> [Work request]:
Start to finish, repeat the records exactly.
== == ==
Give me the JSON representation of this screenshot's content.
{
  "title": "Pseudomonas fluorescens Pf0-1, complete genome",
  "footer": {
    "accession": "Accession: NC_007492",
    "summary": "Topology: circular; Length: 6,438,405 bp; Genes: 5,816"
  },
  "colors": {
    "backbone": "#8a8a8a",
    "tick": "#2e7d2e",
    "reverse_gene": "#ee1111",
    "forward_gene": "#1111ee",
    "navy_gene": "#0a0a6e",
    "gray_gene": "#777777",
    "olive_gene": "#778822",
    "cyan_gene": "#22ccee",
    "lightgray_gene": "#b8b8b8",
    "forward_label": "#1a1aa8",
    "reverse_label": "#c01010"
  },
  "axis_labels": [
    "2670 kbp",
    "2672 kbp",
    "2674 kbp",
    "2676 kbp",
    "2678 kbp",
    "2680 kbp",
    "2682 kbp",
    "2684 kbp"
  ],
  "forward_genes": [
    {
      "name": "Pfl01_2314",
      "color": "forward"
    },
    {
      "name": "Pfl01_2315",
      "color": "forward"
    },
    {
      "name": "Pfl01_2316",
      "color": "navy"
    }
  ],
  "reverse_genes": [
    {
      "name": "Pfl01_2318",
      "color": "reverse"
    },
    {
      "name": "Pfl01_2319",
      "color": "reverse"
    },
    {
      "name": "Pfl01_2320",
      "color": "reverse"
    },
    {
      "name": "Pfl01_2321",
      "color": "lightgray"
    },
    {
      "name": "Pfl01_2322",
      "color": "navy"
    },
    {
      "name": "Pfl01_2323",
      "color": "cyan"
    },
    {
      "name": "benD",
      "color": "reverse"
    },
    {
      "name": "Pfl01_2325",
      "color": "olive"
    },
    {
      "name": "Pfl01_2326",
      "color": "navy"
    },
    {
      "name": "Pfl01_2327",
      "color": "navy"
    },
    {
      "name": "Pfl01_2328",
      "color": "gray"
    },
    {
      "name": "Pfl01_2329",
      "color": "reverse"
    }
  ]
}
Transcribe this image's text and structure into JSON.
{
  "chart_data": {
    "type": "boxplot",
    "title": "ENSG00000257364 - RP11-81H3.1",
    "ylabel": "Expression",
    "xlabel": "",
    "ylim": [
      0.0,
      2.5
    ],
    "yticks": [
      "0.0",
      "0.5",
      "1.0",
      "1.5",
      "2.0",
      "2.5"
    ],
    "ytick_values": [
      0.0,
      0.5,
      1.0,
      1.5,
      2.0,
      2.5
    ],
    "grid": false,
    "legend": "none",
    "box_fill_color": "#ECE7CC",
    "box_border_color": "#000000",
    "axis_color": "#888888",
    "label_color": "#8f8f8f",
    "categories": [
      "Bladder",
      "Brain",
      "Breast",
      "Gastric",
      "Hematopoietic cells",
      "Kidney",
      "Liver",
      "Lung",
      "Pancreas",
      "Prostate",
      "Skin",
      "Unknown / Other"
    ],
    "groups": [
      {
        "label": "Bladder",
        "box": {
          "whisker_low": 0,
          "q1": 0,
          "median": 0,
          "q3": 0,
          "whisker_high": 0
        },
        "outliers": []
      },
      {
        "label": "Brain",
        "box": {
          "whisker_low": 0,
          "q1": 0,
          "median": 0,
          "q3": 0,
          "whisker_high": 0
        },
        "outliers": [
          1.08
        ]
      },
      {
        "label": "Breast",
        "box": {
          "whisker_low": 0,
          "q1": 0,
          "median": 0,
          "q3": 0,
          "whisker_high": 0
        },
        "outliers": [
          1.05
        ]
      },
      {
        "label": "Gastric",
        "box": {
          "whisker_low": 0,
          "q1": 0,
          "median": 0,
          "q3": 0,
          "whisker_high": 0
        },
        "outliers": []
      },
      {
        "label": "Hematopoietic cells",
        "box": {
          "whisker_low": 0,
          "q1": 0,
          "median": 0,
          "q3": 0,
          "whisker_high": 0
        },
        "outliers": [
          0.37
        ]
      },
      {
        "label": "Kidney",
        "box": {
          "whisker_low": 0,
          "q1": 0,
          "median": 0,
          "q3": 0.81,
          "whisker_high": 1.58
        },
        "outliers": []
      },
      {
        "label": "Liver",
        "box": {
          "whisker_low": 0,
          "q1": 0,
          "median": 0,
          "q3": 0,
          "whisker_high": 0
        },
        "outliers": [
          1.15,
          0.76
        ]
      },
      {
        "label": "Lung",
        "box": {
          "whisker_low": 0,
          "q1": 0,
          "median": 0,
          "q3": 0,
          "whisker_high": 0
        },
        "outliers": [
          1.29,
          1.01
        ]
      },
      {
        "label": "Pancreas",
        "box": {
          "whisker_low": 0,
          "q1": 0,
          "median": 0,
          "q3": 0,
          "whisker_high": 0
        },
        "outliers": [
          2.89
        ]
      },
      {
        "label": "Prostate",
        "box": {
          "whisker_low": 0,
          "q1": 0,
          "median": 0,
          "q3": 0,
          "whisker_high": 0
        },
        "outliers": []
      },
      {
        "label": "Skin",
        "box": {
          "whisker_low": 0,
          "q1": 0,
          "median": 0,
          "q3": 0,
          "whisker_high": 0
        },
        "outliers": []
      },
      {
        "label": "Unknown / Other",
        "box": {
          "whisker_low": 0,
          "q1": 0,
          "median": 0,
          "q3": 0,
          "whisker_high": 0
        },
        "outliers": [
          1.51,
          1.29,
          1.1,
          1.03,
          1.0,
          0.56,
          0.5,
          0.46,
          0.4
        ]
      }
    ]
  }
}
== == ==
> [Exercise result]:
Give me the JSON representation of this screenshot's content.
{
  "title": "Pseudomonas fluorescens Pf0-1, complete genome",
  "footer": {
    "accession": "Accession: NC_007492",
    "summary": "Topology: circular; Length: 6,438,405 bp; Genes: 5,816"
  },
  "colors": {
    "backbone": "#8a8a8a",
    "tick": "#2e7d2e",
    "reverse_gene": "#ee1111",
    "forward_gene": "#1111ee",
    "navy_gene": "#0a0a6e",
    "gray_gene": "#777777",
    "olive_gene": "#778822",
    "cyan_gene": "#22ccee",
    "lightgray_gene": "#b8b8b8",
    "forward_label": "#1a1aa8",
    "reverse_label": "#c01010"
  },
  "axis_labels": [
    "2670 kbp",
    "2672 kbp",
    "2674 kbp",
    "2676 kbp",
    "2678 kbp",
    "2680 kbp",
    "2682 kbp",
    "2684 kbp"
  ],
  "forward_genes": [
    {
      "name": "Pfl01_2314",
      "color": "forward"
    },
    {
      "name": "Pfl01_2315",
      "color": "forward"
    },
    {
      "name": "Pfl01_2316",
      "color": "navy"
    }
  ],
  "reverse_genes": [
    {
      "name": "Pfl01_2318",
      "color": "reverse"
    },
    {
      "name": "Pfl01_2319",
      "color": "reverse"
    },
    {
      "name": "Pfl01_2320",
      "color": "reverse"
    },
    {
      "name": "Pfl01_2321",
      "color": "lightgray"
    },
    {
      "name": "Pfl01_2322",
      "color": "navy"
    },
    {
      "name": "Pfl01_2323",
      "color": "cyan"
    },
    {
      "name": "benD",
      "color": "reverse"
    },
    {
      "name": "Pfl01_2325",
      "color": "olive"
    },
    {
      "name": "Pfl01_2326",
      "color": "navy"
    },
    {
      "name": "Pfl01_2327",
      "color": "navy"
    },
    {
      "name": "Pfl01_2328",
      "color": "gray"
    },
    {
      "name": "Pfl01_2329",
      "color": "reverse"
    }
  ]
}
Transcribe this image's text and structure into JSON.
{
  "chart_data": {
    "type": "boxplot",
    "title": "ENSG00000257364 - RP11-81H3.1",
    "ylabel": "Expression",
    "xlabel": "",
    "ylim": [
      0.0,
      2.5
    ],
    "yticks": [
      "0.0",
      "0.5",
      "1.0",
      "1.5",
      "2.0",
      "2.5"
    ],
    "ytick_values": [
      0.0,
      0.5,
      1.0,
      1.5,
      2.0,
      2.5
    ],
    "grid": false,
    "legend": "none",
    "box_fill_color": "#ECE7CC",
    "box_border_color": "#000000",
    "axis_color": "#888888",
    "label_color": "#8f8f8f",
    "categories": [
      "Bladder",
      "Brain",
      "Breast",
      "Gastric",
      "Hematopoietic cells",
      "Kidney",
      "Liver",
      "Lung",
      "Pancreas",
      "Prostate",
      "Skin",
      "Unknown / Other"
    ],
    "groups": [
      {
        "label": "Bladder",
        "box": {
          "whisker_low": 0,
          "q1": 0,
          "median": 0,
          "q3": 0,
          "whisker_high": 0
        },
        "outliers": []
      },
      {
        "label": "Brain",
        "box": {
          "whisker_low": 0,
          "q1": 0,
          "median": 0,
          "q3": 0,
          "whisker_high": 0
        },
        "outliers": [
          1.08
        ]
      },
      {
        "label": "Breast",
        "box": {
          "whisker_low": 0,
          "q1": 0,
          "median": 0,
          "q3": 0,
          "whisker_high": 0
        },
        "outliers": [
          1.05
        ]
      },
      {
        "label": "Gastric",
        "box": {
          "whisker_low": 0,
          "q1": 0,
          "median": 0,
          "q3": 0,
          "whisker_high": 0
        },
        "outliers": []
      },
      {
        "label": "Hematopoietic cells",
        "box": {
          "whisker_low": 0,
          "q1": 0,
          "median": 0,
          "q3": 0,
          "whisker_high": 0
        },
        "outliers": [
          0.37
        ]
      },
      {
        "label": "Kidney",
        "box": {
          "whisker_low": 0,
          "q1": 0,
          "median": 0,
          "q3": 0.81,
          "whisker_high": 1.58
        },
        "outliers": []
      },
      {
        "label": "Liver",
        "box": {
          "whisker_low": 0,
          "q1": 0,
          "median": 0,
          "q3": 0,
          "whisker_high": 0
        },
        "outliers": [
          1.15,
          0.76
        ]
      },
      {
        "label": "Lung",
        "box": {
          "whisker_low": 0,
          "q1": 0,
          "median": 0,
          "q3": 0,
          "whisker_high": 0
        },
        "outliers": [
          1.29,
          1.01
        ]
      },
      {
        "label": "Pancreas",
        "box": {
          "whisker_low": 0,
          "q1": 0,
          "median": 0,
          "q3": 0,
          "whisker_high": 0
        },
        "outliers": [
          2.89
        ]
      },
      {
        "label": "Prostate",
        "box": {
          "whisker_low": 0,
          "q1": 0,
          "median": 0,
          "q3": 0,
          "whisker_high": 0
        },
        "outliers": []
      },
      {
        "label": "Skin",
        "box": {
          "whisker_low": 0,
          "q1": 0,
          "median": 0,
          "q3": 0,
          "whisker_high": 0
        },
        "outliers": []
      },
      {
        "label": "Unknown / Other",
        "box": {
          "whisker_low": 0,
          "q1": 0,
          "median": 0,
          "q3": 0,
          "whisker_high": 0
        },
        "outliers": [
          1.51,
          1.29,
          1.1,
          1.03,
          1.0,
          0.56,
          0.5,
          0.46,
          0.4
        ]
      }
    ]
  }
}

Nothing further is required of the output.